Go through the listing and copy each line with the string "Cursos".

▶ Figure record listings:

%%

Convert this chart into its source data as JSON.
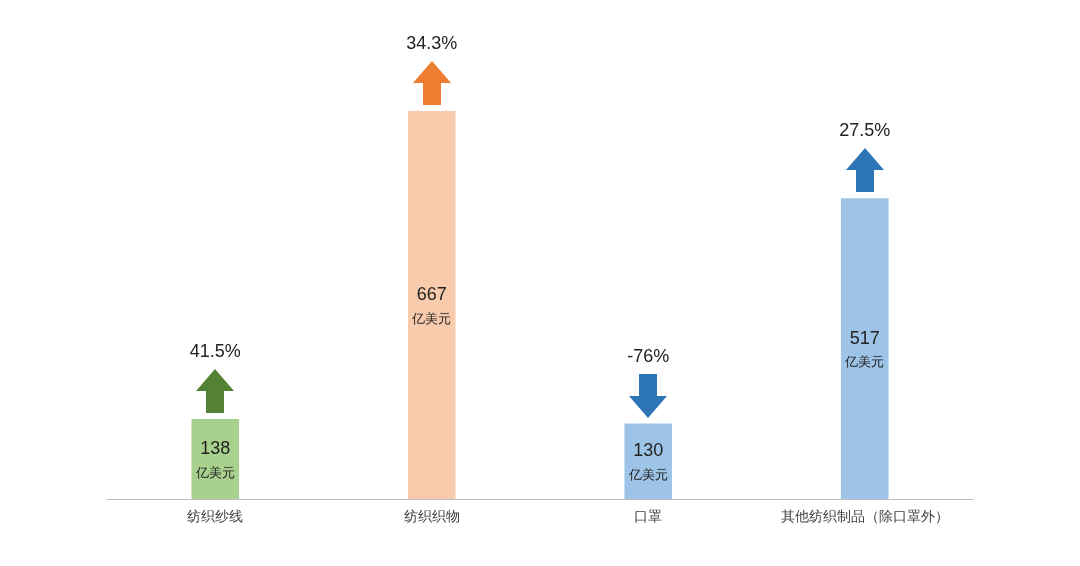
{
  "chart_data": {
    "type": "bar",
    "categories": [
      "纺织纱线",
      "纺织织物",
      "口罩",
      "其他纺织制品（除口罩外）"
    ],
    "values": [
      138,
      667,
      130,
      517
    ],
    "colors": [
      "#a9d18e",
      "#f8cbad",
      "#9dc3e6",
      "#9dc3e6"
    ],
    "value_labels": [
      "138\n亿美元",
      "667\n亿美元",
      "130\n亿美元",
      "517\n亿美元"
    ],
    "annotations": [
      "41.5%",
      "34.3%",
      "-76%",
      "27.5%"
    ],
    "grid": false,
    "legend": false
  }
}
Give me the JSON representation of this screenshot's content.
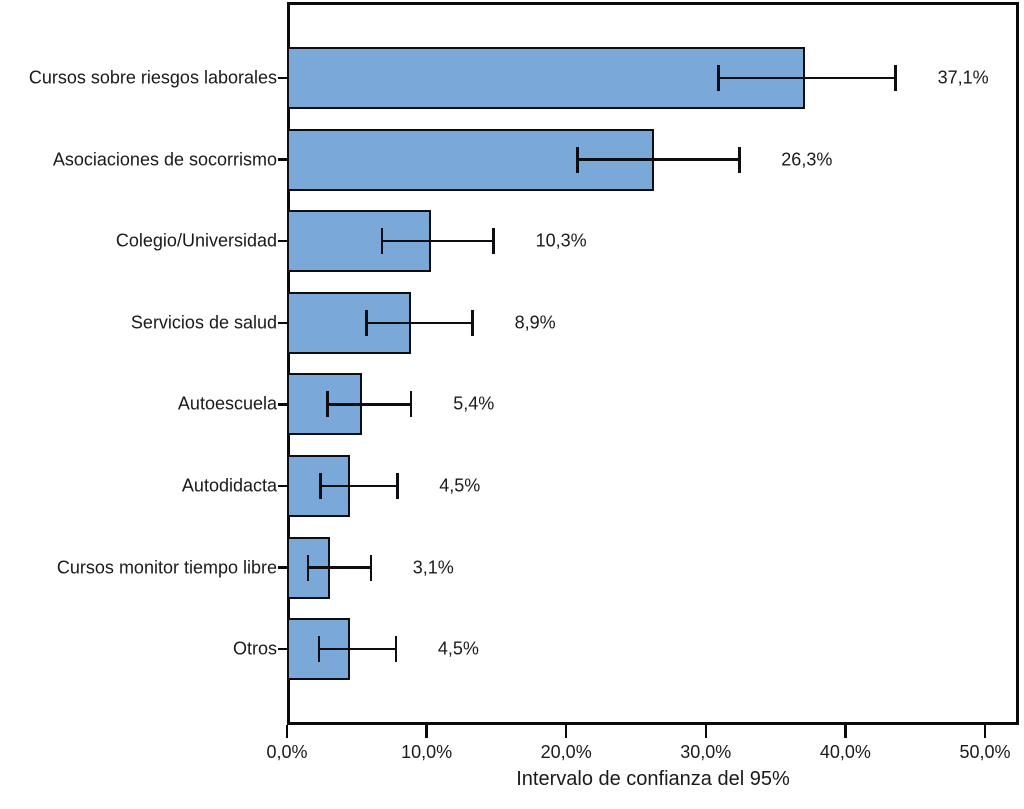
{
  "chart_data": {
    "type": "bar",
    "orientation": "horizontal",
    "title": "",
    "xlabel": "Intervalo de confianza del 95%",
    "ylabel": "",
    "categories": [
      "Cursos sobre riesgos laborales",
      "Asociaciones de socorrismo",
      "Colegio/Universidad",
      "Servicios de salud",
      "Autoescuela",
      "Autodidacta",
      "Cursos monitor tiempo libre",
      "Otros"
    ],
    "values": [
      37.1,
      26.3,
      10.3,
      8.9,
      5.4,
      4.5,
      3.1,
      4.5
    ],
    "value_labels": [
      "37,1%",
      "26,3%",
      "10,3%",
      "8,9%",
      "5,4%",
      "4,5%",
      "3,1%",
      "4,5%"
    ],
    "ci_low": [
      30.9,
      20.8,
      6.8,
      5.7,
      2.9,
      2.4,
      1.5,
      2.3
    ],
    "ci_high": [
      43.6,
      32.4,
      14.8,
      13.3,
      8.9,
      7.9,
      6.0,
      7.8
    ],
    "x_tick_values": [
      0,
      10,
      20,
      30,
      40,
      50
    ],
    "x_tick_labels": [
      "0,0%",
      "10,0%",
      "20,0%",
      "30,0%",
      "40,0%",
      "50,0%"
    ],
    "xlim": [
      0,
      52.4
    ],
    "grid": false,
    "legend": null,
    "error_bars": "95% confidence interval, horizontal caps",
    "bar_color": "#7AA8D8",
    "bar_border_color": "#0d0d12",
    "axis_color": "#0a0a0a",
    "text_color": "#1a1a1a"
  }
}
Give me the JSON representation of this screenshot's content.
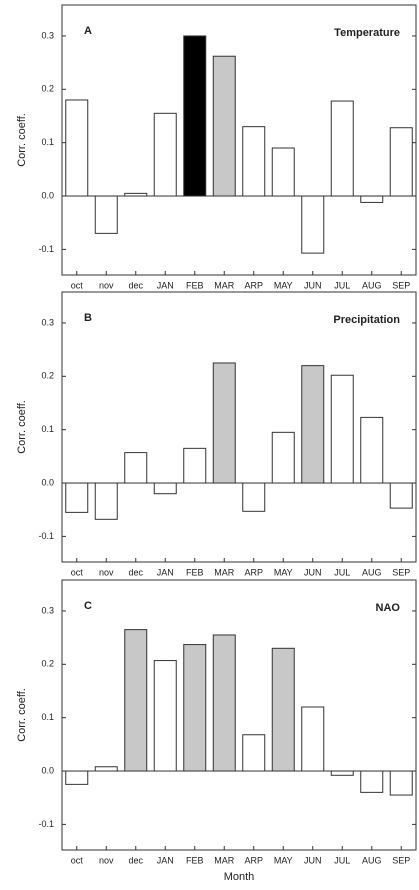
{
  "chart_data": [
    {
      "type": "bar",
      "panel": "A",
      "title": "Temperature",
      "ylabel": "Corr. coeff.",
      "categories": [
        "oct",
        "nov",
        "dec",
        "JAN",
        "FEB",
        "MAR",
        "ARP",
        "MAY",
        "JUN",
        "JUL",
        "AUG",
        "SEP"
      ],
      "values": [
        0.18,
        -0.07,
        0.005,
        0.155,
        0.3,
        0.262,
        0.13,
        0.09,
        -0.107,
        0.178,
        -0.012,
        0.128
      ],
      "colors": [
        "#ffffff",
        "#ffffff",
        "#ffffff",
        "#ffffff",
        "#000000",
        "#c8c8c8",
        "#ffffff",
        "#ffffff",
        "#ffffff",
        "#ffffff",
        "#ffffff",
        "#ffffff"
      ],
      "ylim": [
        -0.148,
        0.358
      ],
      "yticks": [
        -0.1,
        {
          "value": 0,
          "label": "0.0"
        },
        0.1,
        0.2,
        0.3
      ]
    },
    {
      "type": "bar",
      "panel": "B",
      "title": "Precipitation",
      "ylabel": "Corr. coeff.",
      "categories": [
        "oct",
        "nov",
        "dec",
        "JAN",
        "FEB",
        "MAR",
        "ARP",
        "MAY",
        "JUN",
        "JUL",
        "AUG",
        "SEP"
      ],
      "values": [
        -0.055,
        -0.068,
        0.057,
        -0.02,
        0.065,
        0.225,
        -0.053,
        0.095,
        0.22,
        0.202,
        0.123,
        -0.047
      ],
      "colors": [
        "#ffffff",
        "#ffffff",
        "#ffffff",
        "#ffffff",
        "#ffffff",
        "#c8c8c8",
        "#ffffff",
        "#ffffff",
        "#c8c8c8",
        "#ffffff",
        "#ffffff",
        "#ffffff"
      ],
      "ylim": [
        -0.148,
        0.358
      ],
      "yticks": [
        -0.1,
        {
          "value": 0,
          "label": "0.0"
        },
        0.1,
        0.2,
        0.3
      ]
    },
    {
      "type": "bar",
      "panel": "C",
      "title": "NAO",
      "ylabel": "Corr. coeff.",
      "xlabel": "Month",
      "categories": [
        "oct",
        "nov",
        "dec",
        "JAN",
        "FEB",
        "MAR",
        "ARP",
        "MAY",
        "JUN",
        "JUL",
        "AUG",
        "SEP"
      ],
      "values": [
        -0.025,
        0.008,
        0.265,
        0.207,
        0.237,
        0.255,
        0.068,
        0.23,
        0.12,
        -0.008,
        -0.04,
        -0.045
      ],
      "colors": [
        "#ffffff",
        "#ffffff",
        "#c8c8c8",
        "#ffffff",
        "#c8c8c8",
        "#c8c8c8",
        "#ffffff",
        "#c8c8c8",
        "#ffffff",
        "#ffffff",
        "#ffffff",
        "#ffffff"
      ],
      "ylim": [
        -0.148,
        0.358
      ],
      "yticks": [
        -0.1,
        {
          "value": 0,
          "label": "0.0"
        },
        0.1,
        0.2,
        0.3
      ]
    }
  ]
}
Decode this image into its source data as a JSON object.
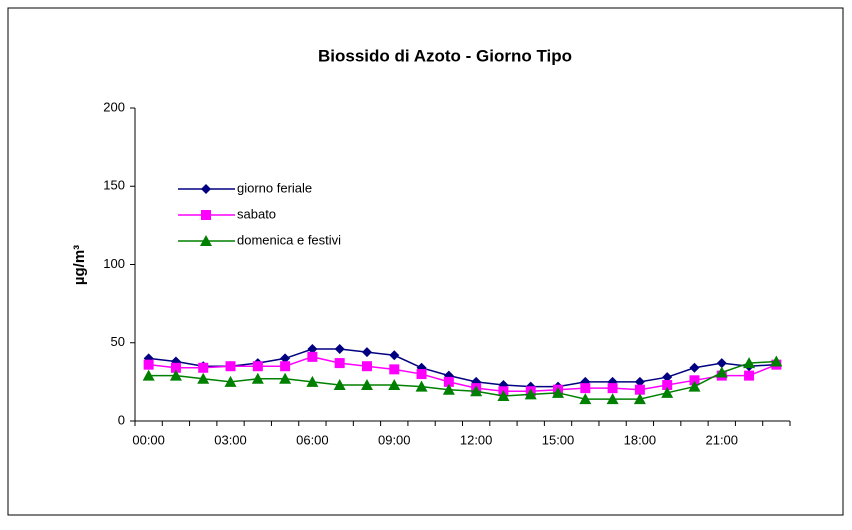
{
  "chart_data": {
    "type": "line",
    "title": "Biossido di Azoto - Giorno Tipo",
    "y_label": "µg/m³",
    "categories": [
      "00:00",
      null,
      null,
      "03:00",
      null,
      null,
      "06:00",
      null,
      null,
      "09:00",
      null,
      null,
      "12:00",
      null,
      null,
      "15:00",
      null,
      null,
      "18:00",
      null,
      null,
      "21:00",
      null,
      null
    ],
    "series": [
      {
        "name": "giorno feriale",
        "color": "#000080",
        "marker": "diamond",
        "values": [
          40,
          38,
          35,
          35,
          37,
          40,
          46,
          46,
          44,
          42,
          34,
          29,
          25,
          23,
          22,
          22,
          25,
          25,
          25,
          28,
          34,
          37,
          35,
          36
        ]
      },
      {
        "name": "sabato",
        "color": "#ff00ff",
        "marker": "square",
        "values": [
          36,
          34,
          34,
          35,
          35,
          35,
          41,
          37,
          35,
          33,
          30,
          25,
          21,
          19,
          19,
          20,
          21,
          21,
          20,
          23,
          26,
          29,
          29,
          36
        ]
      },
      {
        "name": "domenica e festivi",
        "color": "#008000",
        "marker": "triangle",
        "values": [
          29,
          29,
          27,
          25,
          27,
          27,
          25,
          23,
          23,
          23,
          22,
          20,
          19,
          16,
          17,
          18,
          14,
          14,
          14,
          18,
          22,
          31,
          37,
          38
        ]
      }
    ],
    "ylim": [
      0,
      200
    ],
    "yticks": [
      0,
      50,
      100,
      150,
      200
    ],
    "grid": false,
    "legend": "upper left"
  }
}
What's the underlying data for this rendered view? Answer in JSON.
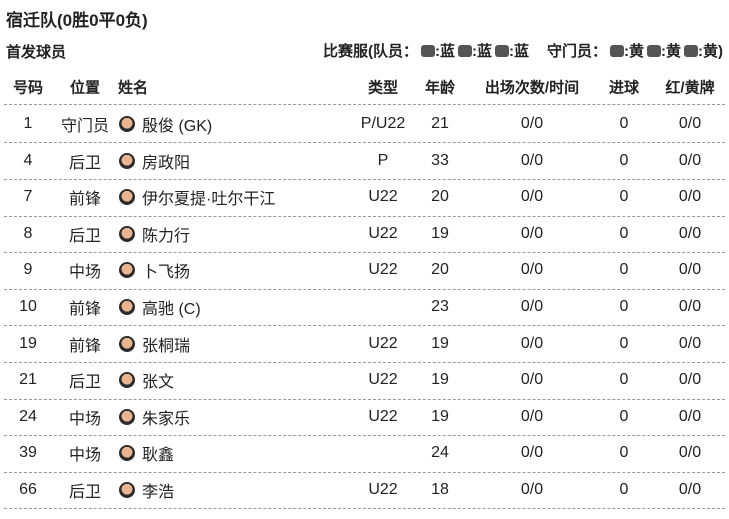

%%

▶ FULL SOLUTION:
      "Cursos sobre riesgos laborales",
      "Cursos monitor tiempo libre",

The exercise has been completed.